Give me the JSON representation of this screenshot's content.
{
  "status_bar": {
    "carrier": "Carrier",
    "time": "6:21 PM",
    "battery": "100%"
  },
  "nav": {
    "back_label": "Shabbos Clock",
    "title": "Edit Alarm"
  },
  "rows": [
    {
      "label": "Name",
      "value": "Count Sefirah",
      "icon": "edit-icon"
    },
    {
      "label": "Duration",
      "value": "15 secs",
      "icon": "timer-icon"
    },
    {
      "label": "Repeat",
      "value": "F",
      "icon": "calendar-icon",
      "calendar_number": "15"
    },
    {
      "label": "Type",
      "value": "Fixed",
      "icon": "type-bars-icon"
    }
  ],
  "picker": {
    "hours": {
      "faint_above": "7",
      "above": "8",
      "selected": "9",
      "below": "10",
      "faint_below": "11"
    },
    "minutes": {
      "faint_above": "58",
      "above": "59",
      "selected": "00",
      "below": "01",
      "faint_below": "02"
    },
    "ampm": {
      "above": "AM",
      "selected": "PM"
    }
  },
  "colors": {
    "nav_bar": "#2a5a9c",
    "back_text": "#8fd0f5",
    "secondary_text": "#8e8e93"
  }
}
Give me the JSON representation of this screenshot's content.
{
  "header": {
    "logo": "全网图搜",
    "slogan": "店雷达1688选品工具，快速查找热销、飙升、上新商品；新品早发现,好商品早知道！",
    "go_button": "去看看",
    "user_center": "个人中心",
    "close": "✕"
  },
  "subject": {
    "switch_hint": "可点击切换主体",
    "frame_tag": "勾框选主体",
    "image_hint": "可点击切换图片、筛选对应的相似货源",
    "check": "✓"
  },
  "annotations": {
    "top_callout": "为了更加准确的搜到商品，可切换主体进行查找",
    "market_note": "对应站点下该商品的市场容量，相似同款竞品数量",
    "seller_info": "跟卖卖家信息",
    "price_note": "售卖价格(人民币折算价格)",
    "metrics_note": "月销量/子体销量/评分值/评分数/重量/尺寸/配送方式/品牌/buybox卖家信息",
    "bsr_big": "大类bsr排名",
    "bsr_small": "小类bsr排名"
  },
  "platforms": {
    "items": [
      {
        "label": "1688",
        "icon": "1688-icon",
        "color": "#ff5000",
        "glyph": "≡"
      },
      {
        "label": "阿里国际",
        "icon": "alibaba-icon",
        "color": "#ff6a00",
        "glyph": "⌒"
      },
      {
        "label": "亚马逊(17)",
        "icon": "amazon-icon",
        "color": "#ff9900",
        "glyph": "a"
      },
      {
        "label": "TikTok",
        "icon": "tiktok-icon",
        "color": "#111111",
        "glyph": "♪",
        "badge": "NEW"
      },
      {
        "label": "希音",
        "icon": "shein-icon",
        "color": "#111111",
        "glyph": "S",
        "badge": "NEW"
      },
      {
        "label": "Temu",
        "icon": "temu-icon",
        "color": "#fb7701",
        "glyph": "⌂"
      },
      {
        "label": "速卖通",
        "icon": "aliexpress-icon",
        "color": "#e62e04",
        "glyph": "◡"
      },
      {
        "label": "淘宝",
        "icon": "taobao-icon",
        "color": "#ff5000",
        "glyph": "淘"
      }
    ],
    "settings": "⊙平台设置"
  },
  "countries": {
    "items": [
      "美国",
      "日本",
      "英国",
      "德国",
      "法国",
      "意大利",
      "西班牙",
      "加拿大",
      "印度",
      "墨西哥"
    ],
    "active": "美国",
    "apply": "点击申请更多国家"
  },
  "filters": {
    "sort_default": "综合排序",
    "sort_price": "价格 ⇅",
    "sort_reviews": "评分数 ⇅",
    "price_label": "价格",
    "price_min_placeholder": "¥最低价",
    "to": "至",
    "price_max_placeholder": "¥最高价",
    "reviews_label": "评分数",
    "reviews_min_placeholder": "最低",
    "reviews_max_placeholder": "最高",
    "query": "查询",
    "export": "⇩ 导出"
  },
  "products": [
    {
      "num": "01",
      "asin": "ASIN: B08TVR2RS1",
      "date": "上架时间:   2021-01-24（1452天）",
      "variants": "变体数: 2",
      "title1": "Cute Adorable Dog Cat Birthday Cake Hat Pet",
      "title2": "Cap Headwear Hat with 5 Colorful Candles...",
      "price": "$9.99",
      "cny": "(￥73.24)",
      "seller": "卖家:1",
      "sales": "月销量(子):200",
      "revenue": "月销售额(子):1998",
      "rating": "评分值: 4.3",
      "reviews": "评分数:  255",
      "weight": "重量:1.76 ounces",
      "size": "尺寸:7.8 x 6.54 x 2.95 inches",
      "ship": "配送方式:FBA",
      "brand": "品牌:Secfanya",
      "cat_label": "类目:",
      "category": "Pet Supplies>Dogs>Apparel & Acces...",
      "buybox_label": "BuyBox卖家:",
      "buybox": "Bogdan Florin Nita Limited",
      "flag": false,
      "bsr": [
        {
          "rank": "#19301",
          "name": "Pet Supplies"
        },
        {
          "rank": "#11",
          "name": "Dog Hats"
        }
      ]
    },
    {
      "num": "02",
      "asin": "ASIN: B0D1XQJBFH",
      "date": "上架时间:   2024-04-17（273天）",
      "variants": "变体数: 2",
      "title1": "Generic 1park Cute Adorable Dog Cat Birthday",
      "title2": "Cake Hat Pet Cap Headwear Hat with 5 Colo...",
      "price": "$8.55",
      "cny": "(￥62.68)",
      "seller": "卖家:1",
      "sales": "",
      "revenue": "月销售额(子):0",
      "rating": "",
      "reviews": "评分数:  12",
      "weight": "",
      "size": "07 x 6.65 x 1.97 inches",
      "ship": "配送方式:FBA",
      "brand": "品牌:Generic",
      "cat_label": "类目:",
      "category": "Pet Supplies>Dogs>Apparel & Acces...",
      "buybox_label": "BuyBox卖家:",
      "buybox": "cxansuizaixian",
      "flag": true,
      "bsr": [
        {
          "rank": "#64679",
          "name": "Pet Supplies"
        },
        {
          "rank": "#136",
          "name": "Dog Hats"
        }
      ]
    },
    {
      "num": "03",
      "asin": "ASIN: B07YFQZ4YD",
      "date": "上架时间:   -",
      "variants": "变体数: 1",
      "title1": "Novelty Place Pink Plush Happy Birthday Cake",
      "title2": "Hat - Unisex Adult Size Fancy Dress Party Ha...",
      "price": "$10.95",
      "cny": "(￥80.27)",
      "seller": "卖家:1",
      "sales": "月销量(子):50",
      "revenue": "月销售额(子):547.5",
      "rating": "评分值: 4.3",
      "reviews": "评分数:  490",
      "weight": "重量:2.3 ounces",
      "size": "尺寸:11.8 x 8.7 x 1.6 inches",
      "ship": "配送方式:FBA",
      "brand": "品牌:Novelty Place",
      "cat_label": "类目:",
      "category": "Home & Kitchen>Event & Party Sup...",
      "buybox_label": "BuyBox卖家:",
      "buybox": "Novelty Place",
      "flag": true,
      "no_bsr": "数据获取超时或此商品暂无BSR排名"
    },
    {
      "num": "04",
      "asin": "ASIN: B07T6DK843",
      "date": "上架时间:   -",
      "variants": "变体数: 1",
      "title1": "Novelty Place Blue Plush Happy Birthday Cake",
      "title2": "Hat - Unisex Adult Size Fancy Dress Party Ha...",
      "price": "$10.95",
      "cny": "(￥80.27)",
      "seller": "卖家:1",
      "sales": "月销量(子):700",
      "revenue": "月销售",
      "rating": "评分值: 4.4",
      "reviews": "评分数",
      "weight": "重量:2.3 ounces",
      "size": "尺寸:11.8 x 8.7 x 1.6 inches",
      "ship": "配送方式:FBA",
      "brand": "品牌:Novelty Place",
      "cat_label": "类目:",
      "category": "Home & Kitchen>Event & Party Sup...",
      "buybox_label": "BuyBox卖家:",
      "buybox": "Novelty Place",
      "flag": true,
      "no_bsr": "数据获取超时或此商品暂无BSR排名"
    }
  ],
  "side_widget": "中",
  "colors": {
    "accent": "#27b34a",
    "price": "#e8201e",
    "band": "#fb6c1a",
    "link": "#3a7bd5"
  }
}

--------

- Exercise goal:
Show each line holding the word "weight".

- Correct answer:
      "weight": "重量:1.76 ounces",
      "weight": "",
      "weight": "重量:2.3 ounces",
      "weight": "重量:2.3 ounces",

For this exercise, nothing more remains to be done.